**Short problem**
Find the lines holding "JSON" and copy them.

**Provided records**
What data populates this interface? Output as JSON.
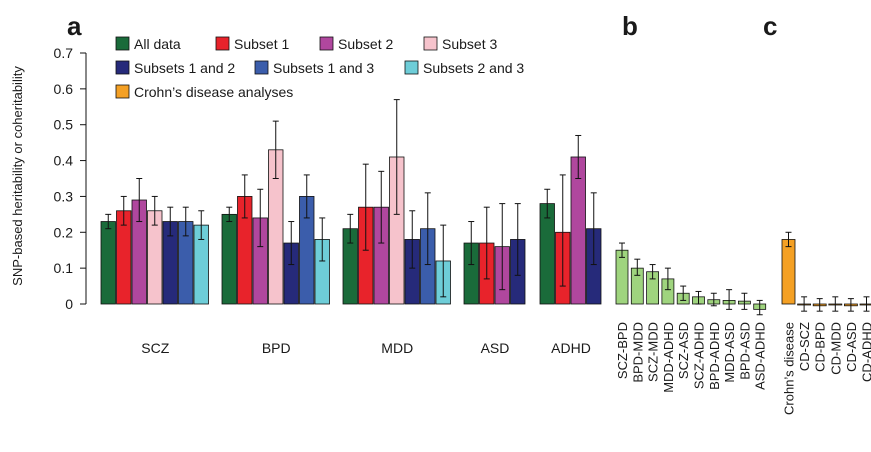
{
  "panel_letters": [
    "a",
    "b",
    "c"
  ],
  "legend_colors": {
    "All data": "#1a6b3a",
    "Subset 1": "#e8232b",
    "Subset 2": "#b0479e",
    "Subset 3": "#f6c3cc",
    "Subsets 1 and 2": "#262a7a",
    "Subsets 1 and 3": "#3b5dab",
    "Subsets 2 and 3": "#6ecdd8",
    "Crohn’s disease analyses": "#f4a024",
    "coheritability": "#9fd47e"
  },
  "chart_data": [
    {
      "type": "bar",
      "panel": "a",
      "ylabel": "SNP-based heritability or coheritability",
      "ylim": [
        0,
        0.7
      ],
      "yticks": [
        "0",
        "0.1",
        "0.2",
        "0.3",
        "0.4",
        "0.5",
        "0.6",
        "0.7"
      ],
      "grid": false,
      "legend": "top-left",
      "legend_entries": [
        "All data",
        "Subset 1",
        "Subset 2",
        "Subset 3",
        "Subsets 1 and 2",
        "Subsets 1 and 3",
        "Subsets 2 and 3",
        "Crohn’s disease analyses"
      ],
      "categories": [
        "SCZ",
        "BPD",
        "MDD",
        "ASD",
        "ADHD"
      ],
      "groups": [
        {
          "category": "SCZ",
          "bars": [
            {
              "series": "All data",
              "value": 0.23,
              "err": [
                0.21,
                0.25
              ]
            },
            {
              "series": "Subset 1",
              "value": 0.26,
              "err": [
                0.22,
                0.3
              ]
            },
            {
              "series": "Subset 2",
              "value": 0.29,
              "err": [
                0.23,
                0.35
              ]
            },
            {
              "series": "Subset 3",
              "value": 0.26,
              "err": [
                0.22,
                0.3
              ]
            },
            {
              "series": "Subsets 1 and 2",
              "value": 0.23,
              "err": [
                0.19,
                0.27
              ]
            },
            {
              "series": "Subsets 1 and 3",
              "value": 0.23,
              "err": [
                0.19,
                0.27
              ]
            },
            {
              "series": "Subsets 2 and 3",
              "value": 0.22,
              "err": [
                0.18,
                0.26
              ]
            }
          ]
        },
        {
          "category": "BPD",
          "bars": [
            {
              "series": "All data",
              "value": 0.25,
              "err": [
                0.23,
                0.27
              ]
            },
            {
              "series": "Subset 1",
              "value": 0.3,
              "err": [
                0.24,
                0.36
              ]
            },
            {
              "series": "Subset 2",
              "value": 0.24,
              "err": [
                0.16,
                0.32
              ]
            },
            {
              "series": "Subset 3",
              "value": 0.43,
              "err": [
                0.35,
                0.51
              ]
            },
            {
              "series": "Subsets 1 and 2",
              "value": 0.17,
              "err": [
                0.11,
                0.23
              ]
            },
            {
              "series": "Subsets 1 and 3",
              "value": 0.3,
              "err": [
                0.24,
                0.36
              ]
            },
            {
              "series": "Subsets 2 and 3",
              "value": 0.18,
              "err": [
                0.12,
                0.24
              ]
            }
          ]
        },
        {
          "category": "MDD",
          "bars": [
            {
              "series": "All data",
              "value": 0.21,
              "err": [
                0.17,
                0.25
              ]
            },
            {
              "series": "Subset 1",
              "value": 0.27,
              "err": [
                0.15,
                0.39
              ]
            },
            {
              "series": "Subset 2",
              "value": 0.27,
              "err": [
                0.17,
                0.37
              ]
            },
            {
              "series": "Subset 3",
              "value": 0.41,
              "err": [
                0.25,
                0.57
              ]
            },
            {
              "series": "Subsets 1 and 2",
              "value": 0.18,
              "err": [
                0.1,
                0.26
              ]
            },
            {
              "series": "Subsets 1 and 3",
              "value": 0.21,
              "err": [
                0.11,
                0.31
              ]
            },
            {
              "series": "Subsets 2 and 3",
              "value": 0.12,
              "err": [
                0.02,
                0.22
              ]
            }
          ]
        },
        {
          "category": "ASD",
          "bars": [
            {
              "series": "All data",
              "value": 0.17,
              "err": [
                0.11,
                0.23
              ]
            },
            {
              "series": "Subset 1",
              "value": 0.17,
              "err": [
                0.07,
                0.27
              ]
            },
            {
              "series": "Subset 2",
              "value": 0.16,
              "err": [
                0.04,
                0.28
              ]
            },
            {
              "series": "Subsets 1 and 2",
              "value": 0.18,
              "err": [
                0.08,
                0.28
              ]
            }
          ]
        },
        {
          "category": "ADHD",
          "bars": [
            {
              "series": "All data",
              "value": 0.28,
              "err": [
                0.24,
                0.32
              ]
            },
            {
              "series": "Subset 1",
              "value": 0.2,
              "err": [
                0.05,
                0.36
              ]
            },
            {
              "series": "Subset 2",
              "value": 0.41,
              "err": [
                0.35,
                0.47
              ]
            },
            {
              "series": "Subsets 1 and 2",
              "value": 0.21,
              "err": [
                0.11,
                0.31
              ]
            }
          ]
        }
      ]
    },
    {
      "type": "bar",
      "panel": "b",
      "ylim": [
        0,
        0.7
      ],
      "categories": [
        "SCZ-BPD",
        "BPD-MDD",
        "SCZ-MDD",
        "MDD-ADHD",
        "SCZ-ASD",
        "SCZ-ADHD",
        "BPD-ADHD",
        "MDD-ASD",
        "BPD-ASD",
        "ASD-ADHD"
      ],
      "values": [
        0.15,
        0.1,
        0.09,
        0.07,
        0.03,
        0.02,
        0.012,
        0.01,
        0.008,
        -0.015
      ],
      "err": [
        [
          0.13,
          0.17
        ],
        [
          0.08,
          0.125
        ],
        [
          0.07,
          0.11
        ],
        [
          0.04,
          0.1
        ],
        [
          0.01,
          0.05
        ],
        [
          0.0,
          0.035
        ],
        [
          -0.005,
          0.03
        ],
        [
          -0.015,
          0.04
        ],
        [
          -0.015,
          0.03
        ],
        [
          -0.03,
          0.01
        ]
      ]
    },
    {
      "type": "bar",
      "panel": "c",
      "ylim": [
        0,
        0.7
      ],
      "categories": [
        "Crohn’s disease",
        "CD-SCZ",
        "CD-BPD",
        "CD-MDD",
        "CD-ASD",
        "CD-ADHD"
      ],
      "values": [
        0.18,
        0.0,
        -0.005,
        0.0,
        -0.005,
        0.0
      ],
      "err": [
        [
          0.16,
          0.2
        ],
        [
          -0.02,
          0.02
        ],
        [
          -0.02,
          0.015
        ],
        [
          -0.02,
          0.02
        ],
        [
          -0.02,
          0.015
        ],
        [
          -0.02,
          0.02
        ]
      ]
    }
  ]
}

---

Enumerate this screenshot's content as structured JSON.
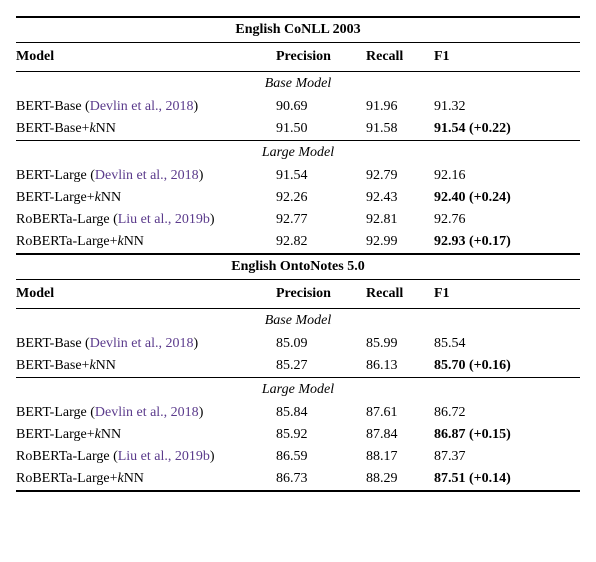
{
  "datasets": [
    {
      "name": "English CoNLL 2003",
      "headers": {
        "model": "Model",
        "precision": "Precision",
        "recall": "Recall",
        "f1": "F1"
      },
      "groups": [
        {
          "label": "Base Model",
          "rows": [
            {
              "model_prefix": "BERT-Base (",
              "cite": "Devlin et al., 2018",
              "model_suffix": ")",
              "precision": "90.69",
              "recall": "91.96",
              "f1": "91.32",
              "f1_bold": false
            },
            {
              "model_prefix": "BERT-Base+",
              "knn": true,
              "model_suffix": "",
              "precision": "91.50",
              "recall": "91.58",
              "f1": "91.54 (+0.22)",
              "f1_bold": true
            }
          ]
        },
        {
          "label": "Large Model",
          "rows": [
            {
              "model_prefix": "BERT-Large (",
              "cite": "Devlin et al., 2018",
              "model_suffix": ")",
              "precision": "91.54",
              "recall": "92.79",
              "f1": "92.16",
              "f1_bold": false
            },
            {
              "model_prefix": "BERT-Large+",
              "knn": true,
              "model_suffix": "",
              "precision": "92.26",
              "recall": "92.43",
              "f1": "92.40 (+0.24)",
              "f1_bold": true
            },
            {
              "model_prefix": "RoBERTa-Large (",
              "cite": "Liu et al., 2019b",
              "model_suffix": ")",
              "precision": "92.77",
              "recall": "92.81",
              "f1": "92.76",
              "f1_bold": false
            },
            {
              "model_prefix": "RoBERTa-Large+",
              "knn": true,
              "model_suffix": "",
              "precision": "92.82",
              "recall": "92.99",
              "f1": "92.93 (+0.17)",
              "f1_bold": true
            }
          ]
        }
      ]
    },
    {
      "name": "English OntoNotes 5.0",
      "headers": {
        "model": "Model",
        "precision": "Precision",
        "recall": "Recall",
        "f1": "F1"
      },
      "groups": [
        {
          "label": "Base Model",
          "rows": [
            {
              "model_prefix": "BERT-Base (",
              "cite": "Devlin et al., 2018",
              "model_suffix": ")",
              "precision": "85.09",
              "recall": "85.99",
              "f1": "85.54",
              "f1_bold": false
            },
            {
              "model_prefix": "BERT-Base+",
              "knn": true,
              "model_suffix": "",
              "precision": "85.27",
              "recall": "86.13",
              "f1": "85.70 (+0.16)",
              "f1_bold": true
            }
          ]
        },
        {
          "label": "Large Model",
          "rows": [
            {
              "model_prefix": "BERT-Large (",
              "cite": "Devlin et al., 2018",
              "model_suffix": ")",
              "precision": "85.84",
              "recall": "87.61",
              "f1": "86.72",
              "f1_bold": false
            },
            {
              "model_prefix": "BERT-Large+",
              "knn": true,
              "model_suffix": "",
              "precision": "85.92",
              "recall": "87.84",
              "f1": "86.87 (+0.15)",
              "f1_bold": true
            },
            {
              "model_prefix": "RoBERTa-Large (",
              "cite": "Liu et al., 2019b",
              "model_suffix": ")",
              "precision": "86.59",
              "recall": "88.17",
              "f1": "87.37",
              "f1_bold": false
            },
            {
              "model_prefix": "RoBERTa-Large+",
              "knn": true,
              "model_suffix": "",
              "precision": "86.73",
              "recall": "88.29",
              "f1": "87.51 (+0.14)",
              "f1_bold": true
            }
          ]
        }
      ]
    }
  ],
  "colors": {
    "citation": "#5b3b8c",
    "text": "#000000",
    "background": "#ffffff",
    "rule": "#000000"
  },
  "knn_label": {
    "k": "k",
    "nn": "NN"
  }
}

**Full answer**
What data populates this interface? Output as JSON.
Enumerate this screenshot's content as structured JSON.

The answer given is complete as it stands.